Looking through the listing, how many of its lines hold the word "JSON"? Answer with only the number.
··· Records supplied ···
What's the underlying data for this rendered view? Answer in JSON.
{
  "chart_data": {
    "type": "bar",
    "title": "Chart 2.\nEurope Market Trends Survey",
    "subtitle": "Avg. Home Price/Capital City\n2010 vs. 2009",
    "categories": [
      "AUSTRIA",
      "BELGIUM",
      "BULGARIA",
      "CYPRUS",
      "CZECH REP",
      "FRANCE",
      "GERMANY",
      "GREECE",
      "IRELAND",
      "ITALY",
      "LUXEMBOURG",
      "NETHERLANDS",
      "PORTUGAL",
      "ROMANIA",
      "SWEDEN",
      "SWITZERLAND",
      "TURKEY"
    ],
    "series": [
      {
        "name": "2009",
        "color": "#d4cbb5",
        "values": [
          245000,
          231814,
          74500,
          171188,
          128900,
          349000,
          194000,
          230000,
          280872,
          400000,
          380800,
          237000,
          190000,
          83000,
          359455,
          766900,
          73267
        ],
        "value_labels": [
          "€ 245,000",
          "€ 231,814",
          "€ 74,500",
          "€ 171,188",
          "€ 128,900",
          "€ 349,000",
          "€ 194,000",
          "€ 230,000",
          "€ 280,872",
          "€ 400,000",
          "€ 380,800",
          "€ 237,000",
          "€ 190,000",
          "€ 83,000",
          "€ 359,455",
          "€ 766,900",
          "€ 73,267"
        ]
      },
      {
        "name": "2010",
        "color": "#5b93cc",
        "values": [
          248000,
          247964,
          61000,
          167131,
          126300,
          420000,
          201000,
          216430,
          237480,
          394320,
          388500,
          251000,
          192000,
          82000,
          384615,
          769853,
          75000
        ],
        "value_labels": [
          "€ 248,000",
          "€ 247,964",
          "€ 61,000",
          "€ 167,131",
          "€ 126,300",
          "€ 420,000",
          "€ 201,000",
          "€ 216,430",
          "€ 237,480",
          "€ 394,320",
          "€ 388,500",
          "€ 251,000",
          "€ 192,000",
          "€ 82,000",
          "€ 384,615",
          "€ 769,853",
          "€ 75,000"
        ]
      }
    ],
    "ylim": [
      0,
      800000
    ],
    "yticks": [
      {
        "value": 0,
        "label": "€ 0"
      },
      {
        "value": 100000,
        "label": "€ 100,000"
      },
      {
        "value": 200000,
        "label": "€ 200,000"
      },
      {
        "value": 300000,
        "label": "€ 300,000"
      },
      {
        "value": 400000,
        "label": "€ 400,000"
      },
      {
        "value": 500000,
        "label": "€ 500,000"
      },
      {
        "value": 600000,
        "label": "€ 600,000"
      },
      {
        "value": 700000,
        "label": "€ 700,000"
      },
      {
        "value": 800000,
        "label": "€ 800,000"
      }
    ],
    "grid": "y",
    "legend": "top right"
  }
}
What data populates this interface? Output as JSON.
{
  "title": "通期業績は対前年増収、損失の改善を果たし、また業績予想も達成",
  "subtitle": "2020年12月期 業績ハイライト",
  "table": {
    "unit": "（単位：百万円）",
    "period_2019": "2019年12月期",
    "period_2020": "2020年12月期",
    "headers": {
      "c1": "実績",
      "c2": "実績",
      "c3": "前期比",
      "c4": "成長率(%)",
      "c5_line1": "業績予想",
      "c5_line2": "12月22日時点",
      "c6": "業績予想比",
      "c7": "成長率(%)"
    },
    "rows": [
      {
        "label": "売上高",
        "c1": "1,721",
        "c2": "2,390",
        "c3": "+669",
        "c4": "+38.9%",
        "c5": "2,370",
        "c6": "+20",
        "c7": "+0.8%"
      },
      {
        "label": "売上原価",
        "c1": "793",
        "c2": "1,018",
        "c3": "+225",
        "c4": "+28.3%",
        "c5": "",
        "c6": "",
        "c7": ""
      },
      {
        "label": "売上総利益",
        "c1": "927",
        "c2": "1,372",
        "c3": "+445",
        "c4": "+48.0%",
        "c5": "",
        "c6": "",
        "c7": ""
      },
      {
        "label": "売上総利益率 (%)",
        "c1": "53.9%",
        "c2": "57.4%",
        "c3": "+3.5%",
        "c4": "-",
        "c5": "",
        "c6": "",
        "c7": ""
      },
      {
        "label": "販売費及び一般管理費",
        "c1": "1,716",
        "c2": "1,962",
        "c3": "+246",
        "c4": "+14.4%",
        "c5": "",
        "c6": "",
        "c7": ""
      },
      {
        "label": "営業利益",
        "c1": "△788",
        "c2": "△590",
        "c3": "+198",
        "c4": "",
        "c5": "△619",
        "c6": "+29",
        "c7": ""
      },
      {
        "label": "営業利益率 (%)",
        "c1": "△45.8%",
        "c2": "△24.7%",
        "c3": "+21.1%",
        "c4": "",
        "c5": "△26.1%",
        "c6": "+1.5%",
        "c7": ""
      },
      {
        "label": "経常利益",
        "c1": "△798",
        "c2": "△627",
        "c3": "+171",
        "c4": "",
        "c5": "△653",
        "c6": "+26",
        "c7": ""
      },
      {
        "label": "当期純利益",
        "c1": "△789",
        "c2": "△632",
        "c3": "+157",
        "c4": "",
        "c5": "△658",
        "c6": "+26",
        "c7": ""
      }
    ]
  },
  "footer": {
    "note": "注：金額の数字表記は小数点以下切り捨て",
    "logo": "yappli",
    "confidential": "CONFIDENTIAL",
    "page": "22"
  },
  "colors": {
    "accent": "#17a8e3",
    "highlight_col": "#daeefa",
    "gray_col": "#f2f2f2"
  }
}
···
• Output
2